=== What you are asked to do ===
Take every line where the string "paragraphs" appears and copy it.

=== Dataset ===
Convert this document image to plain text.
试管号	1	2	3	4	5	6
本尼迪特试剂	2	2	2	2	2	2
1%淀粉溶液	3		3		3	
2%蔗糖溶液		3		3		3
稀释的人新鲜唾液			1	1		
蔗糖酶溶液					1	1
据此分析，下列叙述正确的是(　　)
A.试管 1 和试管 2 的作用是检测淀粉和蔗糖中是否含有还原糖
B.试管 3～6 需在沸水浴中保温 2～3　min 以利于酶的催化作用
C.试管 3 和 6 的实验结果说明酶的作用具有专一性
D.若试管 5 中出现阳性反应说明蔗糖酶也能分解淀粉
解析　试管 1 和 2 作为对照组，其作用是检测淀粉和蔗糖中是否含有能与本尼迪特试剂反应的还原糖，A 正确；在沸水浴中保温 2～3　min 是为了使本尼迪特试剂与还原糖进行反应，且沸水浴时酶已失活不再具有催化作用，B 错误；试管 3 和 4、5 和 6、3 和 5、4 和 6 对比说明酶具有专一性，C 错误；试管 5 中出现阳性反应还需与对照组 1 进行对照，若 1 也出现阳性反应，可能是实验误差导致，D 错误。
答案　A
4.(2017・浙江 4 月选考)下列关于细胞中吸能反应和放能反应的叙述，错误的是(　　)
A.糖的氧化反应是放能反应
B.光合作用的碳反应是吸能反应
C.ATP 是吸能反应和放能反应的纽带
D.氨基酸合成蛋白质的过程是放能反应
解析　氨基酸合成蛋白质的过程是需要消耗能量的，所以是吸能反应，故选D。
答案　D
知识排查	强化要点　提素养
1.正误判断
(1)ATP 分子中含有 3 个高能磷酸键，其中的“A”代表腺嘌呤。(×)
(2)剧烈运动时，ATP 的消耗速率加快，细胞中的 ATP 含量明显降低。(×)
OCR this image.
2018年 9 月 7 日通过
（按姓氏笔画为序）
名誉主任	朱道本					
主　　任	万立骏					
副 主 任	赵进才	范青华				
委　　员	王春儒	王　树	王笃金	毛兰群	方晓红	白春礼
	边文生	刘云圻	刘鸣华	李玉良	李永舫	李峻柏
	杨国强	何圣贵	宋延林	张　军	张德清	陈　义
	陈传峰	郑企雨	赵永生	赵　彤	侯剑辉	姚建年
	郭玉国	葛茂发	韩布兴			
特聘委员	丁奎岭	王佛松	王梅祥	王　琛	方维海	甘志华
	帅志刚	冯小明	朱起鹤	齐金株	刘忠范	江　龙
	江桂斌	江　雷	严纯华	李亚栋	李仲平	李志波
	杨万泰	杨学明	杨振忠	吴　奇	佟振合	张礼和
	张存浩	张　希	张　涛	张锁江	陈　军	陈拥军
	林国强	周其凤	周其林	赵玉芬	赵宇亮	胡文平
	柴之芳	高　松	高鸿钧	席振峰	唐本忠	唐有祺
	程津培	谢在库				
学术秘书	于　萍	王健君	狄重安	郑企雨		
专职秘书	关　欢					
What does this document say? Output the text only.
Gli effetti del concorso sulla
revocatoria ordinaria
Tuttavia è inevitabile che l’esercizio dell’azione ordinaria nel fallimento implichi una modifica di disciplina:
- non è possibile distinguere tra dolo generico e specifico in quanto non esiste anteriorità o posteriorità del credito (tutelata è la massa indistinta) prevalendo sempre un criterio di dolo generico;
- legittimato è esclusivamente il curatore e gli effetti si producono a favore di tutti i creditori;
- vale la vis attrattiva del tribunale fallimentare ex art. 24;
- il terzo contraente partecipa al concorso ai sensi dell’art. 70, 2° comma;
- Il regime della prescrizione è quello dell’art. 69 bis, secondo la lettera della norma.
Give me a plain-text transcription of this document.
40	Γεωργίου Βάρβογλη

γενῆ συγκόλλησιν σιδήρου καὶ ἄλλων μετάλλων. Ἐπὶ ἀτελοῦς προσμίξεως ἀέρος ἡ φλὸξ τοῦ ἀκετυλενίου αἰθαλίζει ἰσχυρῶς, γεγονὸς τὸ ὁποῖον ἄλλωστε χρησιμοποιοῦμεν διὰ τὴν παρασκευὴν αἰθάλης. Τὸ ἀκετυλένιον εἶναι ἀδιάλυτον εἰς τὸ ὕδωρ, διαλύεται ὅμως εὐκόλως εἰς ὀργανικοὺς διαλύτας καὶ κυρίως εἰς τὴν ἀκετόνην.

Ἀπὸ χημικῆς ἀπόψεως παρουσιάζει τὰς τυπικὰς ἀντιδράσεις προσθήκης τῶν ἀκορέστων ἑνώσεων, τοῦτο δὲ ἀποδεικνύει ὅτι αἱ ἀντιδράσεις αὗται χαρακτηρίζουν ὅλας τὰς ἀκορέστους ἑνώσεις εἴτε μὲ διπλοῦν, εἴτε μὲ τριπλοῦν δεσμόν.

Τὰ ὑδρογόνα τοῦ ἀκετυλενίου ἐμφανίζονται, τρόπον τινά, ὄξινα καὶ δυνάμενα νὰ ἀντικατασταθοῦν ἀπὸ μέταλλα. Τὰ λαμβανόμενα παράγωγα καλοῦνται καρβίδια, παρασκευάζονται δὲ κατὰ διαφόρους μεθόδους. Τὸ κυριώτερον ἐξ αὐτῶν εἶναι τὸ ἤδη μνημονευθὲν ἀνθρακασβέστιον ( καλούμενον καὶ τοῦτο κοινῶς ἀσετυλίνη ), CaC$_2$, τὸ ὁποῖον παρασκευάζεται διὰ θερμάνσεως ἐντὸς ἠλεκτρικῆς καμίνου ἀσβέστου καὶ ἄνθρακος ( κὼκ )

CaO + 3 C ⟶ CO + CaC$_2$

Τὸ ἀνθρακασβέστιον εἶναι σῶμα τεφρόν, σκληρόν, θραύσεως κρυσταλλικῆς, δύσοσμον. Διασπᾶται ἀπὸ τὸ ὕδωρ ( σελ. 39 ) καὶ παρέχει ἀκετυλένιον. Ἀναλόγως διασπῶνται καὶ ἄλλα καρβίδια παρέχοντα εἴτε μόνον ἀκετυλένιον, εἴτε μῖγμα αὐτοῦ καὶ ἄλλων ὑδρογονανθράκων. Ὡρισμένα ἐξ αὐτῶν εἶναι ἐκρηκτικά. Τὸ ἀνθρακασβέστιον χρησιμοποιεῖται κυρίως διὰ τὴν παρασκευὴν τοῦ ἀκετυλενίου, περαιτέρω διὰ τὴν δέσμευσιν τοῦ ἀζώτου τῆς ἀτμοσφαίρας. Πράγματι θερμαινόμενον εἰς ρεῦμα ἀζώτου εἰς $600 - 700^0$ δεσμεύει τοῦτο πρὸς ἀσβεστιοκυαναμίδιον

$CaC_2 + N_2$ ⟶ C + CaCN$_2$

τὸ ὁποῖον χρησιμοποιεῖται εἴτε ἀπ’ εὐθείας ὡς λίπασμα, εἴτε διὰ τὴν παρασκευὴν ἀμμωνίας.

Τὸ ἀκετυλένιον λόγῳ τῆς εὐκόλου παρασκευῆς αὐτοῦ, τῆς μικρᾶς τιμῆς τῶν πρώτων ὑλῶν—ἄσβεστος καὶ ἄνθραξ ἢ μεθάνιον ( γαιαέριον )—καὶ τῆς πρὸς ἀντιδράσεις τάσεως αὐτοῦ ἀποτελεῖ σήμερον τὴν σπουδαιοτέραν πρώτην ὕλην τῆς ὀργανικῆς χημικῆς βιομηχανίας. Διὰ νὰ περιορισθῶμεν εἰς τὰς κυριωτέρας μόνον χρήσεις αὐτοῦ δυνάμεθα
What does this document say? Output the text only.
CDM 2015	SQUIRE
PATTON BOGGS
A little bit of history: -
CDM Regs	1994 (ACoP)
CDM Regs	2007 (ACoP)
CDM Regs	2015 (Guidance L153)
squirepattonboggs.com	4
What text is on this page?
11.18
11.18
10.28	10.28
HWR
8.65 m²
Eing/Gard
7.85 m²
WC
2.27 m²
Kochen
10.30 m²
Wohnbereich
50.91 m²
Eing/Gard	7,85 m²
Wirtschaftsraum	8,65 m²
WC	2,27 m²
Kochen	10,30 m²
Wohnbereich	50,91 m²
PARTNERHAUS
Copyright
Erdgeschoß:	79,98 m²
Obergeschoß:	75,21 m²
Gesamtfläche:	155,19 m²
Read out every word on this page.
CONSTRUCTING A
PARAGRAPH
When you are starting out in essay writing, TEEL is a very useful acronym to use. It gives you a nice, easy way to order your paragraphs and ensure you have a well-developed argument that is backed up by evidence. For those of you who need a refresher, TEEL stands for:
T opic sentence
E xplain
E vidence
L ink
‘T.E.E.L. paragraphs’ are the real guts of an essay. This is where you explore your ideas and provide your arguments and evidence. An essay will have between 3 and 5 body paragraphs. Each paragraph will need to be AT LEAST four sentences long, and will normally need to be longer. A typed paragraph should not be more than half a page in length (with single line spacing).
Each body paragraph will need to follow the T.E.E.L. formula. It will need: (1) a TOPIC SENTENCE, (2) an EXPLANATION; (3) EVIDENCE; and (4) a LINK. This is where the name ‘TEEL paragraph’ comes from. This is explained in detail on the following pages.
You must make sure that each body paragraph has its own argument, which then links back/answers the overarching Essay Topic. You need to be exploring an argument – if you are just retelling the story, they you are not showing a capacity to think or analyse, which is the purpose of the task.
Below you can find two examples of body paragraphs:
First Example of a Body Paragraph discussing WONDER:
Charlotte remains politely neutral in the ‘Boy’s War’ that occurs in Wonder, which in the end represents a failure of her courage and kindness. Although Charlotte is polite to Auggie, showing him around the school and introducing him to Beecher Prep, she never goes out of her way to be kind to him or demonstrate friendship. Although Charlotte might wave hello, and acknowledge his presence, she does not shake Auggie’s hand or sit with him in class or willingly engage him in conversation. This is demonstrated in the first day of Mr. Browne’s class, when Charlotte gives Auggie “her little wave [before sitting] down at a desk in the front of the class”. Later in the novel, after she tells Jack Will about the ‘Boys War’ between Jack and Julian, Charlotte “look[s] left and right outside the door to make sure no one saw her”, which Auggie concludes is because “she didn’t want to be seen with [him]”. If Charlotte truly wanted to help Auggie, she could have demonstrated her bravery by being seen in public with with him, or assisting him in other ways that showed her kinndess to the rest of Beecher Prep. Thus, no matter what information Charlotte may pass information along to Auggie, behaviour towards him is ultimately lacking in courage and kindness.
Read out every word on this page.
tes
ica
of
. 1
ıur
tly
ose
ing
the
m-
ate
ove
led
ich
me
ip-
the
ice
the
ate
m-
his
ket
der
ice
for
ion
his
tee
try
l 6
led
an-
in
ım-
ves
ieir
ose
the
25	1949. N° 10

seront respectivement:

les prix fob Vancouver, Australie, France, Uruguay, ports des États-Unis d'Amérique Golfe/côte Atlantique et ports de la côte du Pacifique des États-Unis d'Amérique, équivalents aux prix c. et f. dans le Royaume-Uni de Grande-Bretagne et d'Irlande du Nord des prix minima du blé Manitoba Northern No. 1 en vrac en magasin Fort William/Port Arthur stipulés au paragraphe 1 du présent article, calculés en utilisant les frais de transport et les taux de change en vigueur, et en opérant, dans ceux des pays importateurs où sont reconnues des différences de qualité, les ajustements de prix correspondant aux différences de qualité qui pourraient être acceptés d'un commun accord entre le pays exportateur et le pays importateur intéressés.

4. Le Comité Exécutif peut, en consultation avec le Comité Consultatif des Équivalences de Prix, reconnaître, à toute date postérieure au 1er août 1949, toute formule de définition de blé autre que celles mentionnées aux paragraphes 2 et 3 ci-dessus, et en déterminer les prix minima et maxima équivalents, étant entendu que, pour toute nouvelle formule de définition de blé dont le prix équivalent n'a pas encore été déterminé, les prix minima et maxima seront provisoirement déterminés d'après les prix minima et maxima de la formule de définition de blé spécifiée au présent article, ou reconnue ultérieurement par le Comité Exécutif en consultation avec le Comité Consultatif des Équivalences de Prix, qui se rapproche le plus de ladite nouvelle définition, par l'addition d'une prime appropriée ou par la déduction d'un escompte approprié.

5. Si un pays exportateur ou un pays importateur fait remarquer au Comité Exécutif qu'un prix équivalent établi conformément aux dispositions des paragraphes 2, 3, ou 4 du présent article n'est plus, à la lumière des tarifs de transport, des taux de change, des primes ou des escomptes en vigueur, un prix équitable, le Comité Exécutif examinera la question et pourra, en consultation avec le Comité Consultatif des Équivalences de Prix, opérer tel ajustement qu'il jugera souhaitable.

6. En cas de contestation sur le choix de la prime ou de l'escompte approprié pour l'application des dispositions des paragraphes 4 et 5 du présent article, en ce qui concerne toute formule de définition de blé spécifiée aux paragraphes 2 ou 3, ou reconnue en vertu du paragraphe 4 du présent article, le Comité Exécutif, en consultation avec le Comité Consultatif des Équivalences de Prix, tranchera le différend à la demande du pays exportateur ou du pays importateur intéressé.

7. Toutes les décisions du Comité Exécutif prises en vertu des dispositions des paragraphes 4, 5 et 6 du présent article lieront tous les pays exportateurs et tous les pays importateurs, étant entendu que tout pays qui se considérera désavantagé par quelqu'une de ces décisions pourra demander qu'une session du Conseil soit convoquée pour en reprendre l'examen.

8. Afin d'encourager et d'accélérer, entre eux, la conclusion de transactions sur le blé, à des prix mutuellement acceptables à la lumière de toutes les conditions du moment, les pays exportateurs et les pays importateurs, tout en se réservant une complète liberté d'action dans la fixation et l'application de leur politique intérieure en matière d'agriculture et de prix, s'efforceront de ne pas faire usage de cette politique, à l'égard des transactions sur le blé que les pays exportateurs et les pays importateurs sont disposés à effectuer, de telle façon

=== Completed exercise ===
When you are starting out in essay writing, TEEL is a very useful acronym to use. It gives you a nice, easy way to order your paragraphs and ensure you have a well-developed argument that is backed up by evidence. For those of you who need a refresher, TEEL stands for:
‘T.E.E.L. paragraphs’ are the real guts of an essay. This is where you explore your ideas and provide your arguments and evidence. An essay will have between 3 and 5 body paragraphs. Each paragraph will need to be AT LEAST four sentences long, and will normally need to be longer. A typed paragraph should not be more than half a page in length (with single line spacing).
Below you can find two examples of body paragraphs:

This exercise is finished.